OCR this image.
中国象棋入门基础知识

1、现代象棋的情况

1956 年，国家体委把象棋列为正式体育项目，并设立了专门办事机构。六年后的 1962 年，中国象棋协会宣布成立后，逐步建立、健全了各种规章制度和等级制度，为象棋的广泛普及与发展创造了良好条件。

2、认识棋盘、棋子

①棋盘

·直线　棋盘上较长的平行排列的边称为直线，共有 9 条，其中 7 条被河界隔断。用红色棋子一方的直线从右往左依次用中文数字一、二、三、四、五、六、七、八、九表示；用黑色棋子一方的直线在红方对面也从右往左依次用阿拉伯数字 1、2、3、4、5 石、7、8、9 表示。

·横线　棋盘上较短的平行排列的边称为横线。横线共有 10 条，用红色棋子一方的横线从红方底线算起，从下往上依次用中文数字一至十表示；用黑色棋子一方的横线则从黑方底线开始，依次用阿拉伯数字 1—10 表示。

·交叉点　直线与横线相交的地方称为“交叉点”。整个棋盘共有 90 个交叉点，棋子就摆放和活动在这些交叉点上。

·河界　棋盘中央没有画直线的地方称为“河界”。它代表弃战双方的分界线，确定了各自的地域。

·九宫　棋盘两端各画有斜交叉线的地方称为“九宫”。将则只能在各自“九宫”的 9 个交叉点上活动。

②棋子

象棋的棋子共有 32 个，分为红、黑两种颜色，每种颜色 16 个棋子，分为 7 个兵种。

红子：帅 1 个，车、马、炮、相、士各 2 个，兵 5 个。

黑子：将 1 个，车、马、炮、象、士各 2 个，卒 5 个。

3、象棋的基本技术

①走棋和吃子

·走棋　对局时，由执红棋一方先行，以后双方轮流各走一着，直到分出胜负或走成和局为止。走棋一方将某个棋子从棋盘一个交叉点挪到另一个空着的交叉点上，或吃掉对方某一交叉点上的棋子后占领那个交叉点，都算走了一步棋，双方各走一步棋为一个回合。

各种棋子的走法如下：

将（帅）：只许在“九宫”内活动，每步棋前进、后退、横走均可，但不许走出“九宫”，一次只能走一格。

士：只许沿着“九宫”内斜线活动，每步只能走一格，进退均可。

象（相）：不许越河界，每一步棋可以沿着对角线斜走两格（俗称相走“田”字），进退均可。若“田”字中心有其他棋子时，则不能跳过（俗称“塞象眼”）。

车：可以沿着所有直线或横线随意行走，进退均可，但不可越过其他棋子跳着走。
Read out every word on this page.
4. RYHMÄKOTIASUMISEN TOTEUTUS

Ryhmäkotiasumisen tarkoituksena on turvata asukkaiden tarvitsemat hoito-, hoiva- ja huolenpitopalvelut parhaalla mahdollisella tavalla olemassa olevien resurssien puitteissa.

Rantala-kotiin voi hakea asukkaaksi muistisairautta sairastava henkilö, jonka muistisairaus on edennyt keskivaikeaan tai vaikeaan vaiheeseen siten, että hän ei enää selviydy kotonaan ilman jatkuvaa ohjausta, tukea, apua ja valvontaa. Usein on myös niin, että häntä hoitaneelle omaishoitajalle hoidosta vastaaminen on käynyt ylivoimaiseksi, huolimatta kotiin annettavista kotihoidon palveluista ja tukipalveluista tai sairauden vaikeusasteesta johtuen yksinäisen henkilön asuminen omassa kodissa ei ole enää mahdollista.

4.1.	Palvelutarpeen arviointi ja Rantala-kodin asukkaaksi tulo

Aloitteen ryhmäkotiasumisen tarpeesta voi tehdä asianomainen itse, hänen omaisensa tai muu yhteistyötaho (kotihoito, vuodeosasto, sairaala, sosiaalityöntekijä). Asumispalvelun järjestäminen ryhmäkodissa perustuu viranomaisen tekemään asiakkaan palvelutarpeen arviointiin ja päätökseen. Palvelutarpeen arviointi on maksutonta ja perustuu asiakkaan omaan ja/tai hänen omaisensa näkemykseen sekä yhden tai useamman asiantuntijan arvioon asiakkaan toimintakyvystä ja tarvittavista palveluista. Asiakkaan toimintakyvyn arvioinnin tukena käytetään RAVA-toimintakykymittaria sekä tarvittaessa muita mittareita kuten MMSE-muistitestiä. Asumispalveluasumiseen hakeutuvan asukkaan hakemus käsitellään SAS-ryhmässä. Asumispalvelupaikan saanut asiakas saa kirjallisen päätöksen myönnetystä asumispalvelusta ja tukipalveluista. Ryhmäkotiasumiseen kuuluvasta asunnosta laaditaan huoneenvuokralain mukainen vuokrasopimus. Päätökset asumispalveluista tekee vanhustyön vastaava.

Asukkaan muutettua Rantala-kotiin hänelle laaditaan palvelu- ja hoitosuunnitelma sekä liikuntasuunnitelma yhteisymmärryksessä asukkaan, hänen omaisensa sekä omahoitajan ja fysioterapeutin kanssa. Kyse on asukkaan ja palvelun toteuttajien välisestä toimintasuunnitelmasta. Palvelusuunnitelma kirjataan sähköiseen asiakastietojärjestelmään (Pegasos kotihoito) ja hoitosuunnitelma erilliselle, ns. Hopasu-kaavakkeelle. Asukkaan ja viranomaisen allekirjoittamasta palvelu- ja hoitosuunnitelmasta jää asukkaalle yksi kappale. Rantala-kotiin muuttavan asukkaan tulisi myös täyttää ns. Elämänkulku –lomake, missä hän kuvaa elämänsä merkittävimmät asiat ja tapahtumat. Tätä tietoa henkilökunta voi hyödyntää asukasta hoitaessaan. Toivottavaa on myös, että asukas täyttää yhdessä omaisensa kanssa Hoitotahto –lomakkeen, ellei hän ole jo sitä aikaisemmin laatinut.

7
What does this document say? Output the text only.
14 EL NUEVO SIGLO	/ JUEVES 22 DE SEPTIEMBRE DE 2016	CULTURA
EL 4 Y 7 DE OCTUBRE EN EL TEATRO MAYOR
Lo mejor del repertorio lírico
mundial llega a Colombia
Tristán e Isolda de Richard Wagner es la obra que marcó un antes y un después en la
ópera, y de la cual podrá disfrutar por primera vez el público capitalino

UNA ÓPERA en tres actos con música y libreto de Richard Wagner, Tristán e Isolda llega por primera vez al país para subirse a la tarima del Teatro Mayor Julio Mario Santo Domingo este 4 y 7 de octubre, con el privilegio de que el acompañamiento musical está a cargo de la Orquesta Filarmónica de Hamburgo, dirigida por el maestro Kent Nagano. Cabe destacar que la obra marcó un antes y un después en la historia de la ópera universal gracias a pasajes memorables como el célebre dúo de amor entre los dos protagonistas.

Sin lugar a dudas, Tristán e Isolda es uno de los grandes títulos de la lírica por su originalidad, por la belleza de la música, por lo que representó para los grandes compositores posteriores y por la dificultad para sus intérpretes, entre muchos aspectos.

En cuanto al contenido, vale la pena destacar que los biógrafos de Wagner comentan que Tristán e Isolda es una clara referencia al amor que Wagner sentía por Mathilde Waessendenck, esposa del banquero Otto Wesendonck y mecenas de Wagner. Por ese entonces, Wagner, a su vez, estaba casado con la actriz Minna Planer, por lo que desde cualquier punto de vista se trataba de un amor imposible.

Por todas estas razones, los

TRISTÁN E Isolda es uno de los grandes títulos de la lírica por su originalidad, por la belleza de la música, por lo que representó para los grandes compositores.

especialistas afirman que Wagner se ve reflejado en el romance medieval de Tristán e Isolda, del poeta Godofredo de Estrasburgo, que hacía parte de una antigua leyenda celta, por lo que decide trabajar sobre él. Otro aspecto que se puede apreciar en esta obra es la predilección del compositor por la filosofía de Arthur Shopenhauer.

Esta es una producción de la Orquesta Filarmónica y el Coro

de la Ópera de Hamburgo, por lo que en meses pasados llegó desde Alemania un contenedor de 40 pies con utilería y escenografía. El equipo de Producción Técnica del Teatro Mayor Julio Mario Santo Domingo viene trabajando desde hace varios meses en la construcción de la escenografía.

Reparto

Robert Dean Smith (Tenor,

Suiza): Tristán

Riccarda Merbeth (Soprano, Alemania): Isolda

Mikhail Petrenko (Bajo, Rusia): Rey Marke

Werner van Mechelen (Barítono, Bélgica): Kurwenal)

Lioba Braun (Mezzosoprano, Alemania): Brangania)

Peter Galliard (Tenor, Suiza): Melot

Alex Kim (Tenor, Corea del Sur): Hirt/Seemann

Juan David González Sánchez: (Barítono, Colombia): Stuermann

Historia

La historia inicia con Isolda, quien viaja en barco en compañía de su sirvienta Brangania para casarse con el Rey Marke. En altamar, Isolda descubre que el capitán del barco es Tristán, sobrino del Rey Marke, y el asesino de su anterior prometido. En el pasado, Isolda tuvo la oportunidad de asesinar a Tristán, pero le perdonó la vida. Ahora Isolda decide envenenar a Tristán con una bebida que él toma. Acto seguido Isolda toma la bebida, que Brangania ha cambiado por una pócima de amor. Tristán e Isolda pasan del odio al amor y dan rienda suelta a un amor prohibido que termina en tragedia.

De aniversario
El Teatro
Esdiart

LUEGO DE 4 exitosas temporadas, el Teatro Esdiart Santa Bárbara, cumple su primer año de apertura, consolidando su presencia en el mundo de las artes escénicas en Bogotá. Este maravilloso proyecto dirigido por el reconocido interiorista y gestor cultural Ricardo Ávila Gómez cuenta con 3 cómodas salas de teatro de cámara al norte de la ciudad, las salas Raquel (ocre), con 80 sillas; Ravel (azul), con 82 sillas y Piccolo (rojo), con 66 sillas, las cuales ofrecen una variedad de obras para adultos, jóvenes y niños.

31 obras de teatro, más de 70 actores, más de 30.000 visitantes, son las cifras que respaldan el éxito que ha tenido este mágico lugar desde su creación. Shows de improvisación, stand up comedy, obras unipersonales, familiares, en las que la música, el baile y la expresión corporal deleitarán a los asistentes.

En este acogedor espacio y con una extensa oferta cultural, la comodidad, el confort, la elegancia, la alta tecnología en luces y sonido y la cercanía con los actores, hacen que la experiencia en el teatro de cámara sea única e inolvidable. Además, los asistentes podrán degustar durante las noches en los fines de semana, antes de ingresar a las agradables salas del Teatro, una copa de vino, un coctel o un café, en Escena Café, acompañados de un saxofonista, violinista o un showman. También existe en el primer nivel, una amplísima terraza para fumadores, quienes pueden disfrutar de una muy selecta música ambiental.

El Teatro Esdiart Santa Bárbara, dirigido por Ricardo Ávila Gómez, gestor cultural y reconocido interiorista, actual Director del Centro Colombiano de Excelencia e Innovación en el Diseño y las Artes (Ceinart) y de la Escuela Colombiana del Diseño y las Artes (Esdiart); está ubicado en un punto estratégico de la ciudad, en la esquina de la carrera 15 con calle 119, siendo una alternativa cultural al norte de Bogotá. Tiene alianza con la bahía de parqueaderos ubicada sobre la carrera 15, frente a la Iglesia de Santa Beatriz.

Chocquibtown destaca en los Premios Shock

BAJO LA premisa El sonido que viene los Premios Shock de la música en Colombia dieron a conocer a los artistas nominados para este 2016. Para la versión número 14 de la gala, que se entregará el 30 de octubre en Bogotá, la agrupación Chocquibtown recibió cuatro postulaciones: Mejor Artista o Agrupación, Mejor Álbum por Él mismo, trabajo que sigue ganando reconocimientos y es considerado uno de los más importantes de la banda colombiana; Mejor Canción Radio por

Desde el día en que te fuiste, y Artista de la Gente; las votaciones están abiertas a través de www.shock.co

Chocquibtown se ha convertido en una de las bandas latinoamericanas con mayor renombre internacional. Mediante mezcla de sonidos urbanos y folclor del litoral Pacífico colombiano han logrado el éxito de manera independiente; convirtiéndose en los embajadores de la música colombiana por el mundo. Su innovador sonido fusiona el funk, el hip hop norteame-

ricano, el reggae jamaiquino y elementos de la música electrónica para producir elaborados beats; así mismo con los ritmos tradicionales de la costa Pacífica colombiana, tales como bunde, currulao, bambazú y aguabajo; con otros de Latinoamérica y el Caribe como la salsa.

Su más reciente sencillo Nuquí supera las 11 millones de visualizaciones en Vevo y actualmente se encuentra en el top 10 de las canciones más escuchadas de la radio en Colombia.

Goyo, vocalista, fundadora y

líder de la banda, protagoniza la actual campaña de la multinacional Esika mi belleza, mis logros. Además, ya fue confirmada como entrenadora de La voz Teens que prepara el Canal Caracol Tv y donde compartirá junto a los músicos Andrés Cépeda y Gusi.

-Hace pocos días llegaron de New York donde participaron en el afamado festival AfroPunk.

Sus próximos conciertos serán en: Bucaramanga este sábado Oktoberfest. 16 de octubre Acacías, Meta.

Exercise prompt>
Tally the lines in this data that hold the word "belleza" and state only the count.

Answer below>
3